■ **WHAT YOU ARE ASKED TO DO**
Write out the whole listing again, exactly as given.
○ ○ ○ ○
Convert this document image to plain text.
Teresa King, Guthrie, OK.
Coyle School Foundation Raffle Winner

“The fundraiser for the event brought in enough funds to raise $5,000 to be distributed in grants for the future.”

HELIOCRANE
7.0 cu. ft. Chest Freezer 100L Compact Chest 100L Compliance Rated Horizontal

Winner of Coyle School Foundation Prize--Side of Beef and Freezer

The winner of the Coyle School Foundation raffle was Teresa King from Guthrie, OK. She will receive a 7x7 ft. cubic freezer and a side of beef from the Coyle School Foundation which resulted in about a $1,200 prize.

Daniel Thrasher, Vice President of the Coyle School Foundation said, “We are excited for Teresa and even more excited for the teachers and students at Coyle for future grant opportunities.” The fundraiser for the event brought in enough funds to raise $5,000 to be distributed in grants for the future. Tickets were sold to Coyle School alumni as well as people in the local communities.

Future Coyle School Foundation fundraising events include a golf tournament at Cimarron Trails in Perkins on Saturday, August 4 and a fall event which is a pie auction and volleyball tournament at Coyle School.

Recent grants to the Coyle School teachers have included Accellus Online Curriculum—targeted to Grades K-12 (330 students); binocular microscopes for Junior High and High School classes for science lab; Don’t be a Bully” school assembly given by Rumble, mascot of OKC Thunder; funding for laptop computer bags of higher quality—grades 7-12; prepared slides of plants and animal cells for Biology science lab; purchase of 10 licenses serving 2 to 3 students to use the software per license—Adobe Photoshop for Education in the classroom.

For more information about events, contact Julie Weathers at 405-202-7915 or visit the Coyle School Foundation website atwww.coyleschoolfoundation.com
○ ○ ○ ○
■ **REPLY**
Convert this document image to plain text.
Teresa King, Guthrie, OK.
Coyle School Foundation Raffle Winner

“The fundraiser for the event brought in enough funds to raise $5,000 to be distributed in grants for the future.”

HELIOCRANE
7.0 cu. ft. Chest Freezer 100L Compact Chest 100L Compliance Rated Horizontal

Winner of Coyle School Foundation Prize--Side of Beef and Freezer

The winner of the Coyle School Foundation raffle was Teresa King from Guthrie, OK. She will receive a 7x7 ft. cubic freezer and a side of beef from the Coyle School Foundation which resulted in about a $1,200 prize.

Daniel Thrasher, Vice President of the Coyle School Foundation said, “We are excited for Teresa and even more excited for the teachers and students at Coyle for future grant opportunities.” The fundraiser for the event brought in enough funds to raise $5,000 to be distributed in grants for the future. Tickets were sold to Coyle School alumni as well as people in the local communities.

Future Coyle School Foundation fundraising events include a golf tournament at Cimarron Trails in Perkins on Saturday, August 4 and a fall event which is a pie auction and volleyball tournament at Coyle School.

Recent grants to the Coyle School teachers have included Accellus Online Curriculum—targeted to Grades K-12 (330 students); binocular microscopes for Junior High and High School classes for science lab; Don’t be a Bully” school assembly given by Rumble, mascot of OKC Thunder; funding for laptop computer bags of higher quality—grades 7-12; prepared slides of plants and animal cells for Biology science lab; purchase of 10 licenses serving 2 to 3 students to use the software per license—Adobe Photoshop for Education in the classroom.

For more information about events, contact Julie Weathers at 405-202-7915 or visit the Coyle School Foundation website atwww.coyleschoolfoundation.com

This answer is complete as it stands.